● Extracted records:
········

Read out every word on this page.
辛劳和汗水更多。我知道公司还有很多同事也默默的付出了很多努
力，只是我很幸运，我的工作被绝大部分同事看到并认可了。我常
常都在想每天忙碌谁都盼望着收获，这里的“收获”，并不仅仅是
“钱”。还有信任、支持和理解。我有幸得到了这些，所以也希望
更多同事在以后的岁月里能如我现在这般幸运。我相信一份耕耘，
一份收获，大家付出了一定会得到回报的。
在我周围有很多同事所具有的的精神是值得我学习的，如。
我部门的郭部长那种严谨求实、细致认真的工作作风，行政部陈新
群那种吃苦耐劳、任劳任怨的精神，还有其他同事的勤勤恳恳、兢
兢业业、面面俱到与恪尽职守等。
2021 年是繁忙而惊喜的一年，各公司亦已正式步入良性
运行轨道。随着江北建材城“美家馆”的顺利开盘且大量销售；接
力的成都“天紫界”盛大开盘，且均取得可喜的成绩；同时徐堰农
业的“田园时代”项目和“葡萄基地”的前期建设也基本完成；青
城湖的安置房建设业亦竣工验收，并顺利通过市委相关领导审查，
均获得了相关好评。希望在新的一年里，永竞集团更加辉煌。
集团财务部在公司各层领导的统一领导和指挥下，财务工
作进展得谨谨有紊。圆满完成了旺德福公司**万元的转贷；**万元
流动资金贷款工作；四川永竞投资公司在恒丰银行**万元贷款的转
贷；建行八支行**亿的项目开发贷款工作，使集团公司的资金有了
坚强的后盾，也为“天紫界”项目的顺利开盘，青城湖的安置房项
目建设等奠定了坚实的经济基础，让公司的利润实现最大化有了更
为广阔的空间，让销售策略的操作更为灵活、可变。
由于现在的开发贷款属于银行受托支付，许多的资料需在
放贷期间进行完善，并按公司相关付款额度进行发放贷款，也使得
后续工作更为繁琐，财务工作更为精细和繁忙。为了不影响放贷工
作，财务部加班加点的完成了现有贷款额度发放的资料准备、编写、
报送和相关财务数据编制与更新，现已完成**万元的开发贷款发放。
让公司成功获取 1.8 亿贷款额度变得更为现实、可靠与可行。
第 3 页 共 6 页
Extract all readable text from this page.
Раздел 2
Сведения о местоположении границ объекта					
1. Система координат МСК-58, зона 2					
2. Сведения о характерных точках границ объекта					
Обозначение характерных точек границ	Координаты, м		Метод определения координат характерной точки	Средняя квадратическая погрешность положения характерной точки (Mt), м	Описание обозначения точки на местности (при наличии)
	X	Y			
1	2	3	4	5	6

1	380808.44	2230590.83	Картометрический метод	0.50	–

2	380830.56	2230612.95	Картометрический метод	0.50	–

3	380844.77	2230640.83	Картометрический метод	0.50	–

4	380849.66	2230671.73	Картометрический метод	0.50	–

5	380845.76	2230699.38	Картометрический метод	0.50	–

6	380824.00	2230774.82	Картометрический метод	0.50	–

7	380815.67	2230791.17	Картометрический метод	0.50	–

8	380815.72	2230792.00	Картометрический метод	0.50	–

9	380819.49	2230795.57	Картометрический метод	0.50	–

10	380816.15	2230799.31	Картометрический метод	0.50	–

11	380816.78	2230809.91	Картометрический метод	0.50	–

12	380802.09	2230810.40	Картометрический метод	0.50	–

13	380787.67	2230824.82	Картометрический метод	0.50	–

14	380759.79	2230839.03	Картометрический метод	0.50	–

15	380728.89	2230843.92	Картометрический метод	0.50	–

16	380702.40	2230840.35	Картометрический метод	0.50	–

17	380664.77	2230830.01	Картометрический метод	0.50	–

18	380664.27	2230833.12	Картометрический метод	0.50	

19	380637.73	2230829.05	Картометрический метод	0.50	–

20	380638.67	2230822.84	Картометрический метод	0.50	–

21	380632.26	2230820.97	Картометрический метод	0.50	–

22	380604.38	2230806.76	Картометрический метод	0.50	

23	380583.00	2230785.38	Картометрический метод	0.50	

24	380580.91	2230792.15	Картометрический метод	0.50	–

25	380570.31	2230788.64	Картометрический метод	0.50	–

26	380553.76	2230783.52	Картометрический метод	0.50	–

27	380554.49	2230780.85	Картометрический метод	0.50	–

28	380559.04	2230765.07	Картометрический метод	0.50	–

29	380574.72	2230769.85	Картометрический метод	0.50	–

········

● Directions:
Repeat each record in full; every line must match exactly.

● Complete output:
Read out every word on this page.
辛劳和汗水更多。我知道公司还有很多同事也默默的付出了很多努
力，只是我很幸运，我的工作被绝大部分同事看到并认可了。我常
常都在想每天忙碌谁都盼望着收获，这里的“收获”，并不仅仅是
“钱”。还有信任、支持和理解。我有幸得到了这些，所以也希望
更多同事在以后的岁月里能如我现在这般幸运。我相信一份耕耘，
一份收获，大家付出了一定会得到回报的。
在我周围有很多同事所具有的的精神是值得我学习的，如。
我部门的郭部长那种严谨求实、细致认真的工作作风，行政部陈新
群那种吃苦耐劳、任劳任怨的精神，还有其他同事的勤勤恳恳、兢
兢业业、面面俱到与恪尽职守等。
2021 年是繁忙而惊喜的一年，各公司亦已正式步入良性
运行轨道。随着江北建材城“美家馆”的顺利开盘且大量销售；接
力的成都“天紫界”盛大开盘，且均取得可喜的成绩；同时徐堰农
业的“田园时代”项目和“葡萄基地”的前期建设也基本完成；青
城湖的安置房建设业亦竣工验收，并顺利通过市委相关领导审查，
均获得了相关好评。希望在新的一年里，永竞集团更加辉煌。
集团财务部在公司各层领导的统一领导和指挥下，财务工
作进展得谨谨有紊。圆满完成了旺德福公司**万元的转贷；**万元
流动资金贷款工作；四川永竞投资公司在恒丰银行**万元贷款的转
贷；建行八支行**亿的项目开发贷款工作，使集团公司的资金有了
坚强的后盾，也为“天紫界”项目的顺利开盘，青城湖的安置房项
目建设等奠定了坚实的经济基础，让公司的利润实现最大化有了更
为广阔的空间，让销售策略的操作更为灵活、可变。
由于现在的开发贷款属于银行受托支付，许多的资料需在
放贷期间进行完善，并按公司相关付款额度进行发放贷款，也使得
后续工作更为繁琐，财务工作更为精细和繁忙。为了不影响放贷工
作，财务部加班加点的完成了现有贷款额度发放的资料准备、编写、
报送和相关财务数据编制与更新，现已完成**万元的开发贷款发放。
让公司成功获取 1.8 亿贷款额度变得更为现实、可靠与可行。
第 3 页 共 6 页
Extract all readable text from this page.
Раздел 2
Сведения о местоположении границ объекта					
1. Система координат МСК-58, зона 2					
2. Сведения о характерных точках границ объекта					
Обозначение характерных точек границ	Координаты, м		Метод определения координат характерной точки	Средняя квадратическая погрешность положения характерной точки (Mt), м	Описание обозначения точки на местности (при наличии)
	X	Y			
1	2	3	4	5	6

1	380808.44	2230590.83	Картометрический метод	0.50	–

2	380830.56	2230612.95	Картометрический метод	0.50	–

3	380844.77	2230640.83	Картометрический метод	0.50	–

4	380849.66	2230671.73	Картометрический метод	0.50	–

5	380845.76	2230699.38	Картометрический метод	0.50	–

6	380824.00	2230774.82	Картометрический метод	0.50	–

7	380815.67	2230791.17	Картометрический метод	0.50	–

8	380815.72	2230792.00	Картометрический метод	0.50	–

9	380819.49	2230795.57	Картометрический метод	0.50	–

10	380816.15	2230799.31	Картометрический метод	0.50	–

11	380816.78	2230809.91	Картометрический метод	0.50	–

12	380802.09	2230810.40	Картометрический метод	0.50	–

13	380787.67	2230824.82	Картометрический метод	0.50	–

14	380759.79	2230839.03	Картометрический метод	0.50	–

15	380728.89	2230843.92	Картометрический метод	0.50	–

16	380702.40	2230840.35	Картометрический метод	0.50	–

17	380664.77	2230830.01	Картометрический метод	0.50	–

18	380664.27	2230833.12	Картометрический метод	0.50	

19	380637.73	2230829.05	Картометрический метод	0.50	–

20	380638.67	2230822.84	Картометрический метод	0.50	–

21	380632.26	2230820.97	Картометрический метод	0.50	–

22	380604.38	2230806.76	Картометрический метод	0.50	

23	380583.00	2230785.38	Картометрический метод	0.50	

24	380580.91	2230792.15	Картометрический метод	0.50	–

25	380570.31	2230788.64	Картометрический метод	0.50	–

26	380553.76	2230783.52	Картометрический метод	0.50	–

27	380554.49	2230780.85	Картометрический метод	0.50	–

28	380559.04	2230765.07	Картометрический метод	0.50	–

29	380574.72	2230769.85	Картометрический метод	0.50	–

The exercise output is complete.